DATA SUPPLIED:

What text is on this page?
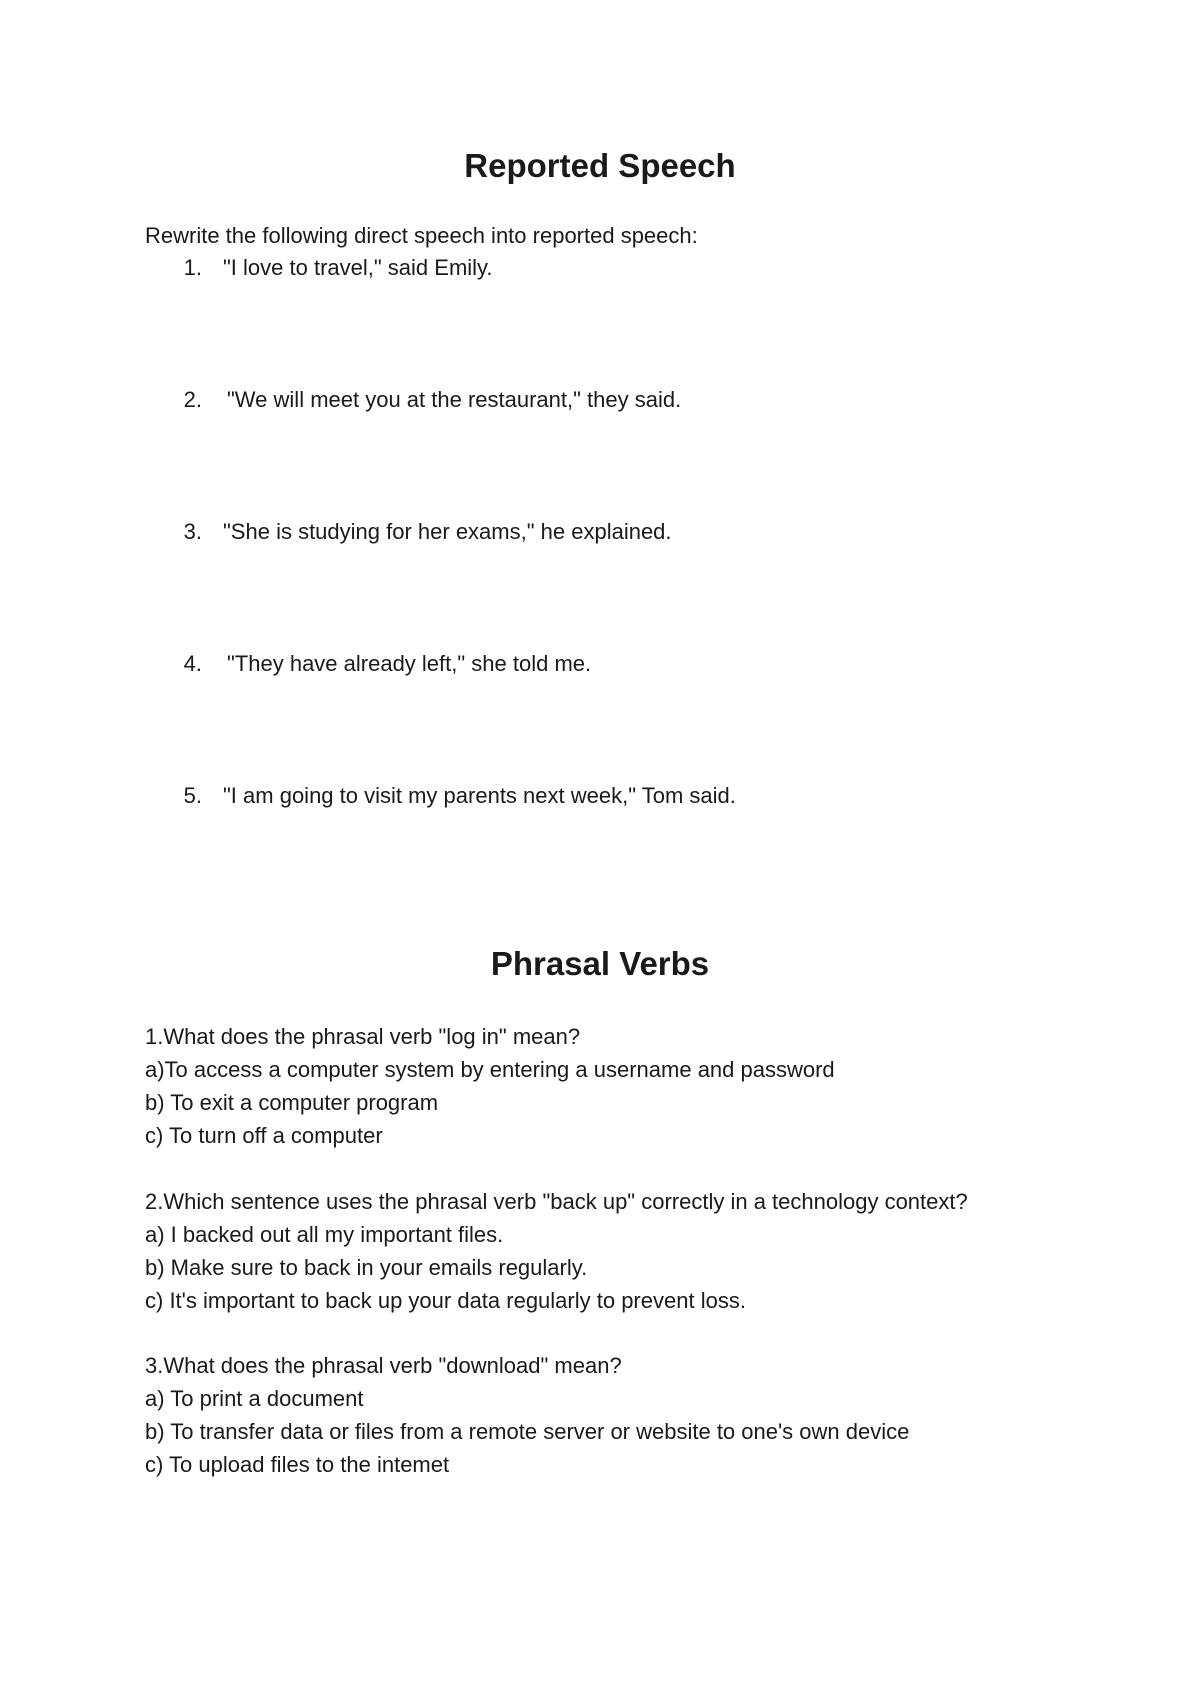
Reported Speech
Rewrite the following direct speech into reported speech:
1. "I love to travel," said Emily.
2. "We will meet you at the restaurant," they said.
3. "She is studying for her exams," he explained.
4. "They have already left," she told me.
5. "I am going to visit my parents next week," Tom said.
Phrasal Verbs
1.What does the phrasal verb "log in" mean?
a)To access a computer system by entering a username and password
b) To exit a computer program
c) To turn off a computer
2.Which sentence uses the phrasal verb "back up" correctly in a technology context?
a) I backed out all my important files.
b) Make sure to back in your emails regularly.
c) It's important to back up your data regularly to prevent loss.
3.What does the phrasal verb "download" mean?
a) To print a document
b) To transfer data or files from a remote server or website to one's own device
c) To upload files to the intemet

--

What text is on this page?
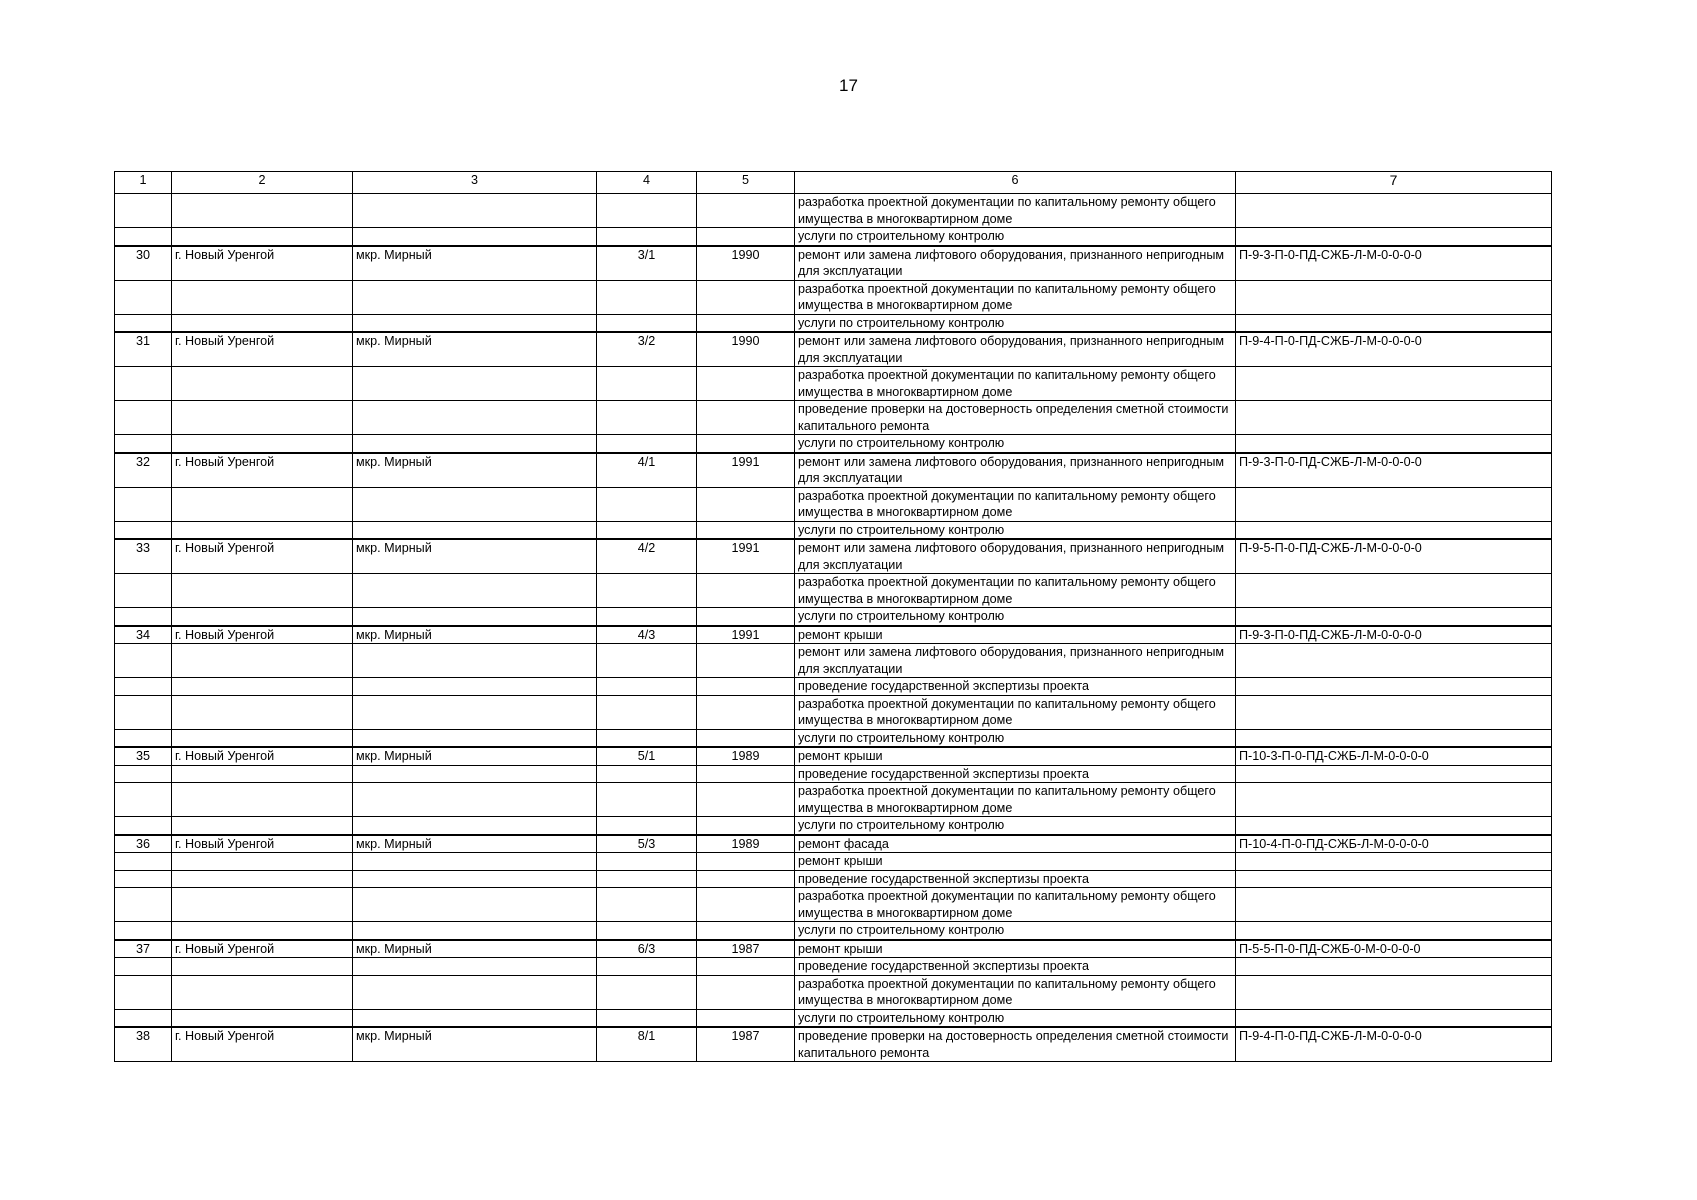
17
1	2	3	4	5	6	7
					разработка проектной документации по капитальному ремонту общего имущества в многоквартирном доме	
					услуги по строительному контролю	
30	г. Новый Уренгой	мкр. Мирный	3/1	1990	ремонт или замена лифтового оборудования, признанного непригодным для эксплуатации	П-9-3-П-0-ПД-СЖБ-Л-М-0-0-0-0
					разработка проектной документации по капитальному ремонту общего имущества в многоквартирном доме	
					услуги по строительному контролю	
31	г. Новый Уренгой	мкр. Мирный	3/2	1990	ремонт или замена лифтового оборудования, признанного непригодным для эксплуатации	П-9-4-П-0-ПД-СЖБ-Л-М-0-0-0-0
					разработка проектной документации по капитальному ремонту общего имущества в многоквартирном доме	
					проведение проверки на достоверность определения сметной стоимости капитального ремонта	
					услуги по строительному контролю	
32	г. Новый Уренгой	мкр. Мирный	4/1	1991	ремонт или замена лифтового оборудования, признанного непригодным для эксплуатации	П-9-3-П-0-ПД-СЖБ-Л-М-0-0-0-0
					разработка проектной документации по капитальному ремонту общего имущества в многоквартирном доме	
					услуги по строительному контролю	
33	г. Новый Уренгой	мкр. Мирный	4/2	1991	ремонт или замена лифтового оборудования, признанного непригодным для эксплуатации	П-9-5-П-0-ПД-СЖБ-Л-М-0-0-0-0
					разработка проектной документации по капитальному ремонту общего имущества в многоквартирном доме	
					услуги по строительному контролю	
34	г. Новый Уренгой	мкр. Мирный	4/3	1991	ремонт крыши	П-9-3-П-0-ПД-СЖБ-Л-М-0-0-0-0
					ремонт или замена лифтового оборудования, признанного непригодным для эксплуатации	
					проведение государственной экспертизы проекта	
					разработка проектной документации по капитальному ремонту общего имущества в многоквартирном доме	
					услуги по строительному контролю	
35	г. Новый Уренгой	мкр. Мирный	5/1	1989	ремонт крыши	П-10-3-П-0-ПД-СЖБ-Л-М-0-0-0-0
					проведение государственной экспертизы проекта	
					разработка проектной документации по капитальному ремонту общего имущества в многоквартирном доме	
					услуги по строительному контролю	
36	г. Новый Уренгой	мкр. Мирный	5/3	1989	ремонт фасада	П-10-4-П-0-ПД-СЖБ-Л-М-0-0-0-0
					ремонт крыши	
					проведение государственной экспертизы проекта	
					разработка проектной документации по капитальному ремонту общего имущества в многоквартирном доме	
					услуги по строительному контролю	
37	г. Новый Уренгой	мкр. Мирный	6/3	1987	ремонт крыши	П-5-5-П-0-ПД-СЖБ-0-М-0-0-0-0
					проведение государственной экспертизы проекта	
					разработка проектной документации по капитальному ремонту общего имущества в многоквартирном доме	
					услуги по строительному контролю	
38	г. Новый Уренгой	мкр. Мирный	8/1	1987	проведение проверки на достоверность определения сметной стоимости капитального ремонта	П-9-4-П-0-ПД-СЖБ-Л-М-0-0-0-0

TASK BRIEF: Find the string "your" in the records, then copy each line where it occurs.

RESULT OF THIS EXERCISE:
b) Make sure to back in your emails regularly.
c) It's important to back up your data regularly to prevent loss.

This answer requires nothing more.